# Document source
==========

Presque tous ceux qui tiennent le devant de la scène historique et œuvrent à même l’action, empruntent à l’événement leur importance à défaut de leur génie. Les artistes, au contraire, théâtre du drame intérieur permanent qui maintient l’homme dans l’angoisse et l’espérance, créent l’événement en projetant ce drame dans les consciences et les cœurs. Il est bien rare celui que l’événement conditionne mais qui, parce qu’il en nourrit une puissance spirituelle capable de lui faire subir des transformations inouïes d’où naissent de nouveaux événements, apparaît en démiurge au monde, au-dessus du bien et du mal, et tente, de son vivant même, de construire le monde selon l’image qu’il s’en fait. Que l’avenir le reconnaisse ou non, l’en maudisse ou l’en glorifie, Napoléon est de ces hommes-là. L’avenir, quel qu’il soit, ne peut plus se passer de lui.
Mais nous vivons tellement sur nos habitudes chrétiennes qu’il nous semble impossible qu’un mysticisme populaire s’élance d’autre part que d’un appel à la paix et à la douceur. Cependant ni les mythes helléniques, ni les mythes scandinaves, ni les mythes israélites, ni les mythes indiens ne s’appuyaient sur le renoncement à vivre. C’est même par une sorte de surprise historique que la fatigue grecque et juive s’est imposée, il y a vingt siècles, au jeune Occident plein d’innocence pour organiser un Moyen-Age dont le contraste dramatique qui maintenait, dans la fureur des passions brutales lâchées, l’espérance frénétique en un monde de voluptés morales impossibles à épuiser, a déterminé la grandeur. Le mythe, du moins sous sa forme élémentaire, est peut-être mort sans retour. Mais des abstractions mythiques le remplacent, aussi cruelles, plus sans doute, pour qui les veut réaliser. La paix, le bonheur, la justice sont de celles-là. J’ignore s’il faut voir en elles le dernier terme de l’effort spirituel de l’homme vers cet équilibre instable qui est pour lui la seule paix, le seul bonheur, la seule justice accessibles, et qu’il n’a pu réaliser jusqu’ici par éclairs qu’en traversant la guerre, le crime et le désespoir. J’ignore si ce n’est pas cet équilibre même qu’on divinisera un jour. Mais si ce jour arrive, je crois bien qu’on célébrera, dans quelque Eleusis réservée aux initiés de l’Esprit européen suprême, un culte où l’on rendra justice à l’homme dont le geste montra que l’harmonie était fonction, non pas de l’amour seul, mais avec lui de l’énergie toujours tendue à établir un ordre magnanime dans le drame des passions.

==========

D'après le texte sur Napoléon, quelles abstractions mythiques remplacent aujourd'hui le mythe ?

# Extrait des données
==========

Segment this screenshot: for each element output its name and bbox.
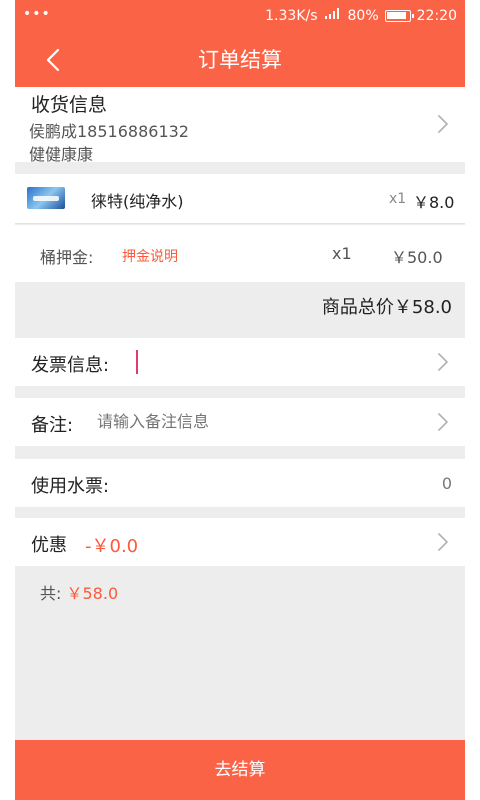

==========

# Corrigé de l'exercice
La paix, le bonheur et la justice.